• Source data:
-- Begin --
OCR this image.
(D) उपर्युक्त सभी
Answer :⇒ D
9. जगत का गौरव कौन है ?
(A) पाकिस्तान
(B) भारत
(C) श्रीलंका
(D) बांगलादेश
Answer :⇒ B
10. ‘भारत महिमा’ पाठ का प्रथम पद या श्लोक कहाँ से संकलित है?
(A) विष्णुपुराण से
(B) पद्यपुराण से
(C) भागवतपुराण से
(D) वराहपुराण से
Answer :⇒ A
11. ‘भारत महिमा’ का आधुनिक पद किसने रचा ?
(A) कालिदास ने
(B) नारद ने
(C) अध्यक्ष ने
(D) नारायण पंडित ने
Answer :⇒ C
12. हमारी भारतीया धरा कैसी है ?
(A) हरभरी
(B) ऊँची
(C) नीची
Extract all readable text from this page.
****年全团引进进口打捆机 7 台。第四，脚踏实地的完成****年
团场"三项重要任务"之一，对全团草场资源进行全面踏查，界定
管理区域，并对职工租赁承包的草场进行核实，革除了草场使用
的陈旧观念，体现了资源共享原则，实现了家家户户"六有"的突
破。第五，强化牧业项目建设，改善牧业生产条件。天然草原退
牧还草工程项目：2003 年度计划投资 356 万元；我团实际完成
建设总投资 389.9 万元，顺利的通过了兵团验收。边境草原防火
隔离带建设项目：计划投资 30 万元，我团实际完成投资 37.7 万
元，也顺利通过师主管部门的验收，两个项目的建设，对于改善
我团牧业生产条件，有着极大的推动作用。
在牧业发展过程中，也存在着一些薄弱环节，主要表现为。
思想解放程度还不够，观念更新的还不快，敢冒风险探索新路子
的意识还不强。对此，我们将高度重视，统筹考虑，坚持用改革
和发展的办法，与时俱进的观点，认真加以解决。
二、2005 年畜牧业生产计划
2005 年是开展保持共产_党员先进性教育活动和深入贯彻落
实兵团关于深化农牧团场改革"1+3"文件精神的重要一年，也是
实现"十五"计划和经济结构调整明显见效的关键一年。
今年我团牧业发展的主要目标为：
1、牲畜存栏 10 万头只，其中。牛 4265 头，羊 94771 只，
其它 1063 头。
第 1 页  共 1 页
-- End --
• What to do:
Print nothing but the lines from the line with "Extract all readable text from this page." to the last line of the records above. Both of those lines count.

• Output of the exercise:
Extract all readable text from this page.
****年全团引进进口打捆机 7 台。第四，脚踏实地的完成****年
团场"三项重要任务"之一，对全团草场资源进行全面踏查，界定
管理区域，并对职工租赁承包的草场进行核实，革除了草场使用
的陈旧观念，体现了资源共享原则，实现了家家户户"六有"的突
破。第五，强化牧业项目建设，改善牧业生产条件。天然草原退
牧还草工程项目：2003 年度计划投资 356 万元；我团实际完成
建设总投资 389.9 万元，顺利的通过了兵团验收。边境草原防火
隔离带建设项目：计划投资 30 万元，我团实际完成投资 37.7 万
元，也顺利通过师主管部门的验收，两个项目的建设，对于改善
我团牧业生产条件，有着极大的推动作用。
在牧业发展过程中，也存在着一些薄弱环节，主要表现为。
思想解放程度还不够，观念更新的还不快，敢冒风险探索新路子
的意识还不强。对此，我们将高度重视，统筹考虑，坚持用改革
和发展的办法，与时俱进的观点，认真加以解决。
二、2005 年畜牧业生产计划
2005 年是开展保持共产_党员先进性教育活动和深入贯彻落
实兵团关于深化农牧团场改革"1+3"文件精神的重要一年，也是
实现"十五"计划和经济结构调整明显见效的关键一年。
今年我团牧业发展的主要目标为：
1、牲畜存栏 10 万头只，其中。牛 4265 头，羊 94771 只，
其它 1063 头。
第 1 页  共 1 页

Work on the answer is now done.